### WRITTEN EXERCISE
Without the images, write out the whole listing exactly.

### SUPPLIED INFORMATION

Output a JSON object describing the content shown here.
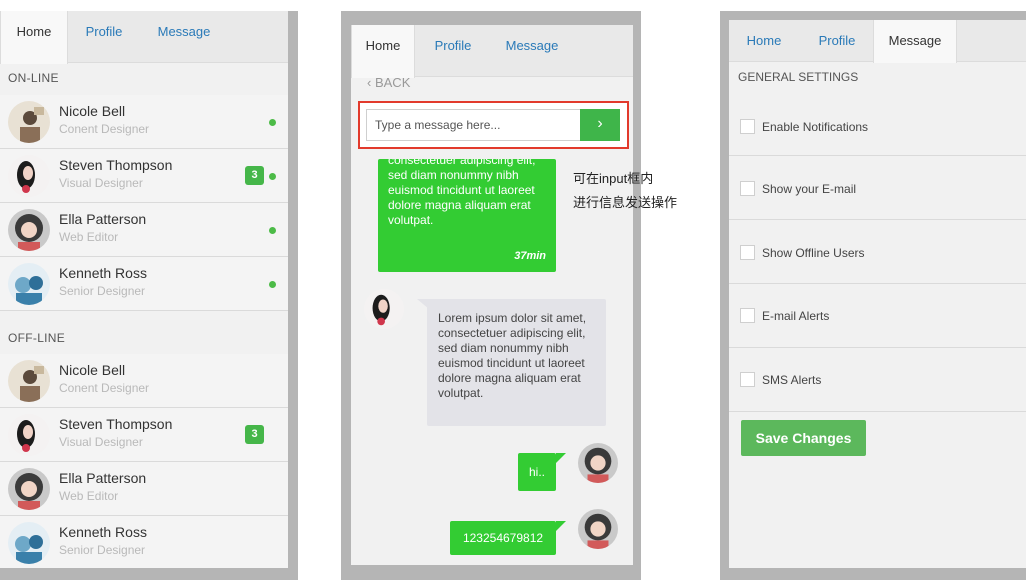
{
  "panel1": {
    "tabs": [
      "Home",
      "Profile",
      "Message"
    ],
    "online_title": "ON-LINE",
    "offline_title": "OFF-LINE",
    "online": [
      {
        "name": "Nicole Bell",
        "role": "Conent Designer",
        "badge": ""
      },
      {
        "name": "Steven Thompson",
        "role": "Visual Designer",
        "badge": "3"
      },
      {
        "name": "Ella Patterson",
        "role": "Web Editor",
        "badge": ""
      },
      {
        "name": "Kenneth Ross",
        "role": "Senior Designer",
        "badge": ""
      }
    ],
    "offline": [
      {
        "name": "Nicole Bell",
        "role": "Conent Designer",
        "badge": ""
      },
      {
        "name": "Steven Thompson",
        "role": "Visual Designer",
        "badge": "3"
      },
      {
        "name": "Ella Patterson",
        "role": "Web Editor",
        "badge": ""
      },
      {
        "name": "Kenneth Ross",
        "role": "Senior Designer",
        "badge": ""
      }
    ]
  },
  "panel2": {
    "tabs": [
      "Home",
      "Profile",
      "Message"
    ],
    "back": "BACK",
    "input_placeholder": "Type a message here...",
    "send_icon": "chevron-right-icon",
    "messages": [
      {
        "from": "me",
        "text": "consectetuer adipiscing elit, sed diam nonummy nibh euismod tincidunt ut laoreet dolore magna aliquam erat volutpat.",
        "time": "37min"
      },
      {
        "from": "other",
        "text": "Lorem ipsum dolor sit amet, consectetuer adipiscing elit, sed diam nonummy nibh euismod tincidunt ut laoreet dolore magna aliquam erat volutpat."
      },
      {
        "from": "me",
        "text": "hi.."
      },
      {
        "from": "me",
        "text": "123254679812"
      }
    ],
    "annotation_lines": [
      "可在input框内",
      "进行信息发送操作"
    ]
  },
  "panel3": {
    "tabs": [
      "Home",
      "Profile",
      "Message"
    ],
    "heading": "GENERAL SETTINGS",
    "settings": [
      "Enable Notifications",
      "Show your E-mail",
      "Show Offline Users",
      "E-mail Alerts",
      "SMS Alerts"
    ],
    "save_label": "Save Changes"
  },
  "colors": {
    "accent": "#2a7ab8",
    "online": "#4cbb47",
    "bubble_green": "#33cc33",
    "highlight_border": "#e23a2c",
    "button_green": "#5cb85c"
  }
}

######

### ANSWER TO THIS TASK
Output a JSON object describing the content shown here.
{
  "panel1": {
    "tabs": [
      "Home",
      "Profile",
      "Message"
    ],
    "online_title": "ON-LINE",
    "offline_title": "OFF-LINE",
    "online": [
      {
        "name": "Nicole Bell",
        "role": "Conent Designer",
        "badge": ""
      },
      {
        "name": "Steven Thompson",
        "role": "Visual Designer",
        "badge": "3"
      },
      {
        "name": "Ella Patterson",
        "role": "Web Editor",
        "badge": ""
      },
      {
        "name": "Kenneth Ross",
        "role": "Senior Designer",
        "badge": ""
      }
    ],
    "offline": [
      {
        "name": "Nicole Bell",
        "role": "Conent Designer",
        "badge": ""
      },
      {
        "name": "Steven Thompson",
        "role": "Visual Designer",
        "badge": "3"
      },
      {
        "name": "Ella Patterson",
        "role": "Web Editor",
        "badge": ""
      },
      {
        "name": "Kenneth Ross",
        "role": "Senior Designer",
        "badge": ""
      }
    ]
  },
  "panel2": {
    "tabs": [
      "Home",
      "Profile",
      "Message"
    ],
    "back": "BACK",
    "input_placeholder": "Type a message here...",
    "send_icon": "chevron-right-icon",
    "messages": [
      {
        "from": "me",
        "text": "consectetuer adipiscing elit, sed diam nonummy nibh euismod tincidunt ut laoreet dolore magna aliquam erat volutpat.",
        "time": "37min"
      },
      {
        "from": "other",
        "text": "Lorem ipsum dolor sit amet, consectetuer adipiscing elit, sed diam nonummy nibh euismod tincidunt ut laoreet dolore magna aliquam erat volutpat."
      },
      {
        "from": "me",
        "text": "hi.."
      },
      {
        "from": "me",
        "text": "123254679812"
      }
    ],
    "annotation_lines": [
      "可在input框内",
      "进行信息发送操作"
    ]
  },
  "panel3": {
    "tabs": [
      "Home",
      "Profile",
      "Message"
    ],
    "heading": "GENERAL SETTINGS",
    "settings": [
      "Enable Notifications",
      "Show your E-mail",
      "Show Offline Users",
      "E-mail Alerts",
      "SMS Alerts"
    ],
    "save_label": "Save Changes"
  },
  "colors": {
    "accent": "#2a7ab8",
    "online": "#4cbb47",
    "bubble_green": "#33cc33",
    "highlight_border": "#e23a2c",
    "button_green": "#5cb85c"
  }
}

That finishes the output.